┌─ Data listing

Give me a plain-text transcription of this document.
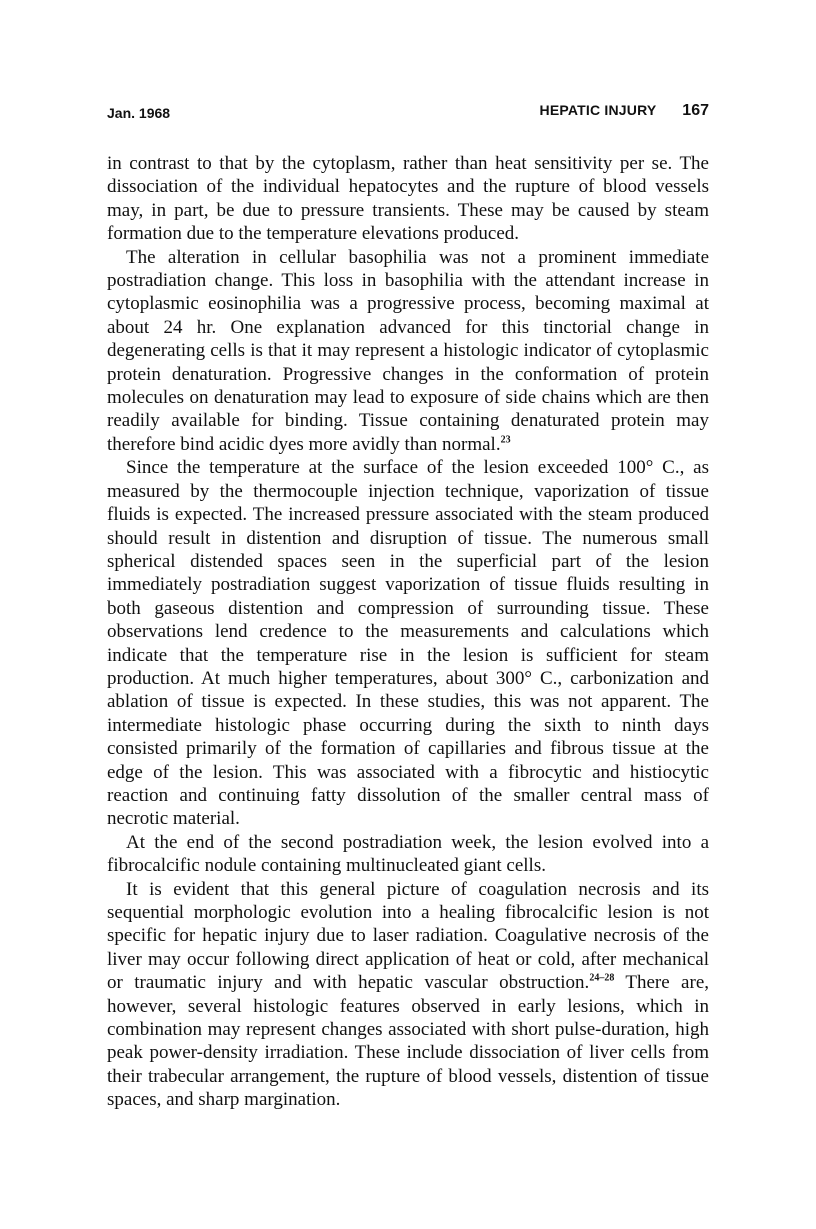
Jan. 1968	HEPATIC INJURY 167

in contrast to that by the cytoplasm, rather than heat sensitivity per se. The dissociation of the individual hepatocytes and the rupture of blood vessels may, in part, be due to pressure transients. These may be caused by steam formation due to the temperature elevations produced.

The alteration in cellular basophilia was not a prominent immediate postradiation change. This loss in basophilia with the attendant increase in cytoplasmic eosinophilia was a progressive process, becoming maximal at about 24 hr. One explanation advanced for this tinctorial change in degenerating cells is that it may represent a histologic indicator of cytoplasmic protein denaturation. Progressive changes in the conformation of protein molecules on denaturation may lead to exposure of side chains which are then readily available for binding. Tissue containing denaturated protein may therefore bind acidic dyes more avidly than normal.$^{23}$

Since the temperature at the surface of the lesion exceeded 100° C., as measured by the thermocouple injection technique, vaporization of tissue fluids is expected. The increased pressure associated with the steam produced should result in distention and disruption of tissue. The numerous small spherical distended spaces seen in the superficial part of the lesion immediately postradiation suggest vaporization of tissue fluids resulting in both gaseous distention and compression of surrounding tissue. These observations lend credence to the measurements and calculations which indicate that the temperature rise in the lesion is sufficient for steam production. At much higher temperatures, about 300° C., carbonization and ablation of tissue is expected. In these studies, this was not apparent. The intermediate histologic phase occurring during the sixth to ninth days consisted primarily of the formation of capillaries and fibrous tissue at the edge of the lesion. This was associated with a fibrocytic and histiocytic reaction and continuing fatty dissolution of the smaller central mass of necrotic material.

At the end of the second postradiation week, the lesion evolved into a fibrocalcific nodule containing multinucleated giant cells.

It is evident that this general picture of coagulation necrosis and its sequential morphologic evolution into a healing fibrocalcific lesion is not specific for hepatic injury due to laser radiation. Coagulative necrosis of the liver may occur following direct application of heat or cold, after mechanical or traumatic injury and with hepatic vascular obstruction.$^{24-28}$ There are, however, several histologic features observed in early lesions, which in combination may represent changes associated with short pulse-duration, high peak power-density irradiation. These include dissociation of liver cells from their trabecular arrangement, the rupture of blood vessels, distention of tissue spaces, and sharp margination.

└─

> Goal of the exercise
Your reply is one number: how many lines of the records above contain the word "containing".

> Solution
2